◆ The task:
Transcribe the records below in full; pictures stay out of the copy.
[begin Data records]
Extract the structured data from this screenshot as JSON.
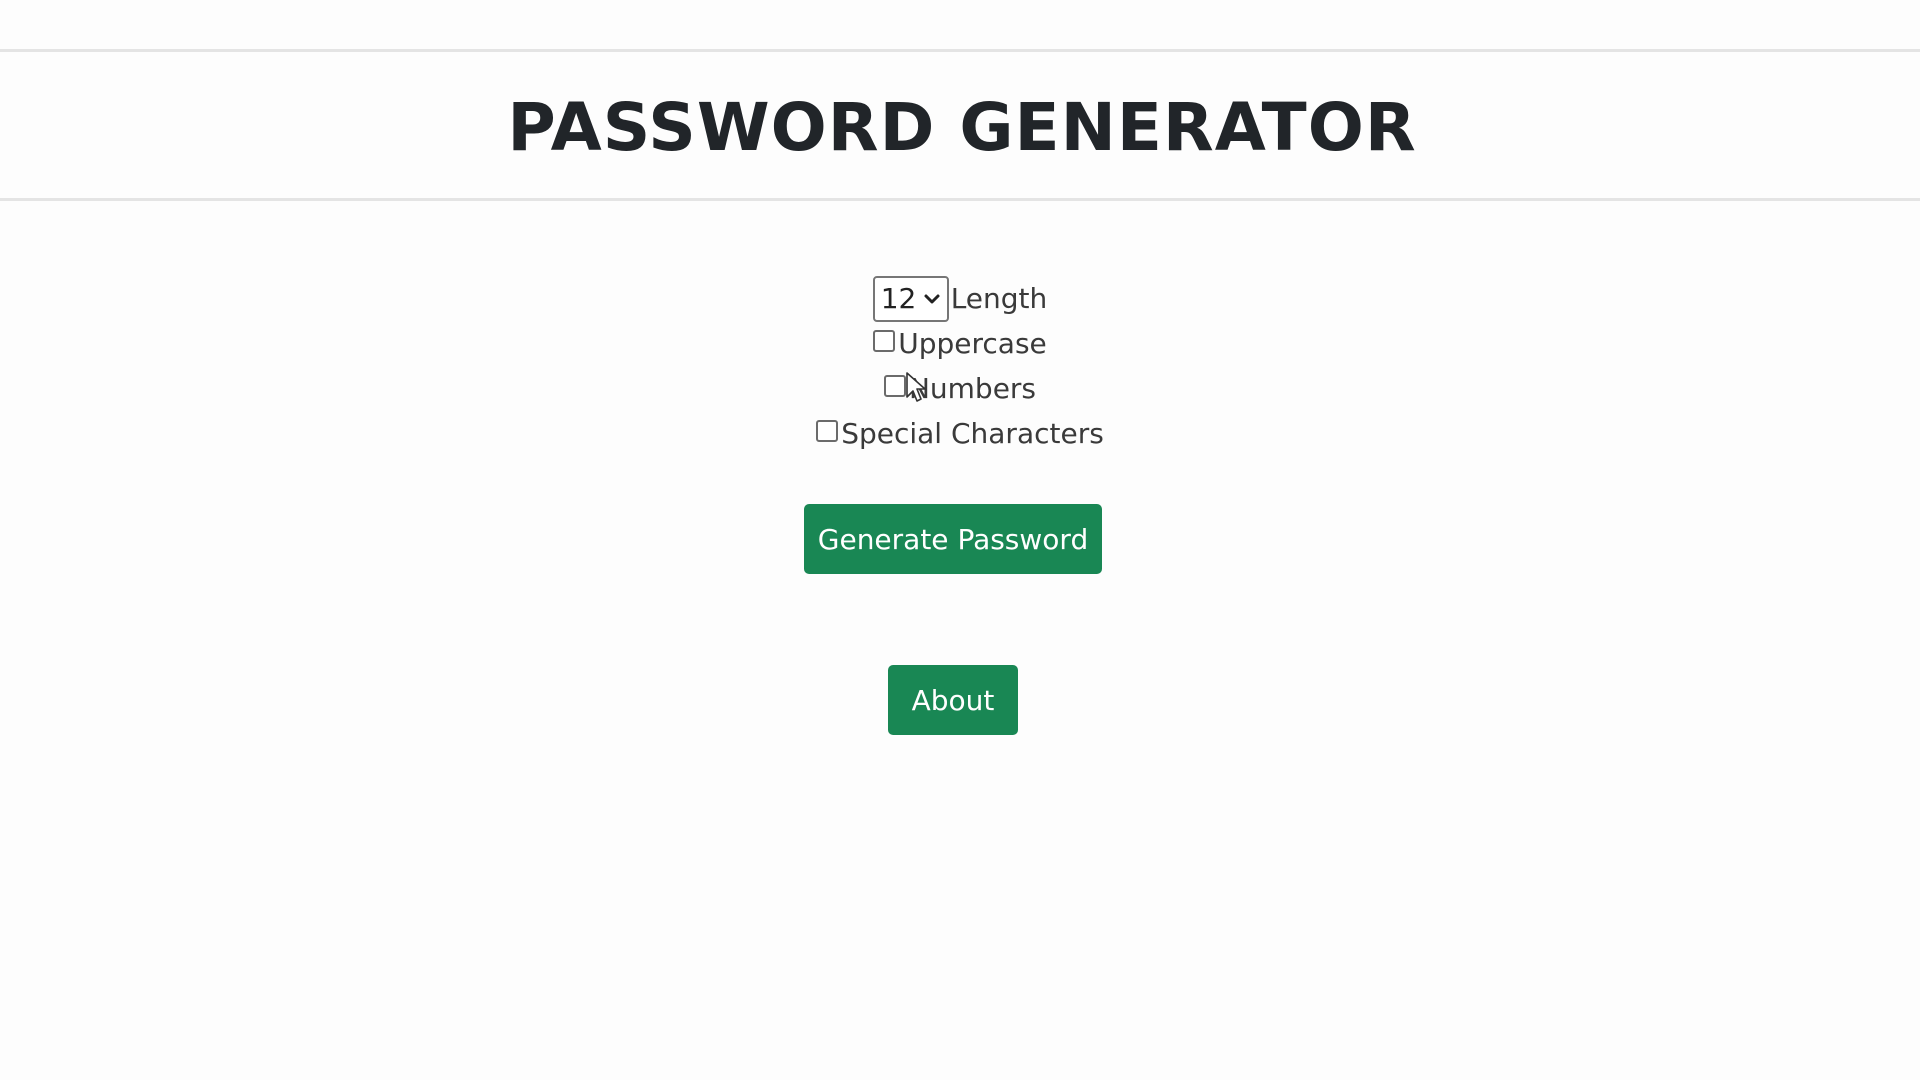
{
  "header": {
    "title": "PASSWORD GENERATOR"
  },
  "options": {
    "length": {
      "selected_value": "12",
      "label": "Length"
    },
    "uppercase": {
      "label": "Uppercase",
      "checked": false
    },
    "numbers": {
      "label": "Numbers",
      "checked": false
    },
    "special": {
      "label": "Special Characters",
      "checked": false
    }
  },
  "buttons": {
    "generate_label": "Generate Password",
    "about_label": "About"
  },
  "colors": {
    "button_green": "#198754",
    "background": "#fdfdfd",
    "divider": "#e4e4e4"
  },
  "icons": {
    "select_arrow": "chevron-down-icon",
    "pointer": "mouse-cursor-icon"
  }
}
[end Data records]
◆ Task solution:
Extract the structured data from this screenshot as JSON.
{
  "header": {
    "title": "PASSWORD GENERATOR"
  },
  "options": {
    "length": {
      "selected_value": "12",
      "label": "Length"
    },
    "uppercase": {
      "label": "Uppercase",
      "checked": false
    },
    "numbers": {
      "label": "Numbers",
      "checked": false
    },
    "special": {
      "label": "Special Characters",
      "checked": false
    }
  },
  "buttons": {
    "generate_label": "Generate Password",
    "about_label": "About"
  },
  "colors": {
    "button_green": "#198754",
    "background": "#fdfdfd",
    "divider": "#e4e4e4"
  },
  "icons": {
    "select_arrow": "chevron-down-icon",
    "pointer": "mouse-cursor-icon"
  }
}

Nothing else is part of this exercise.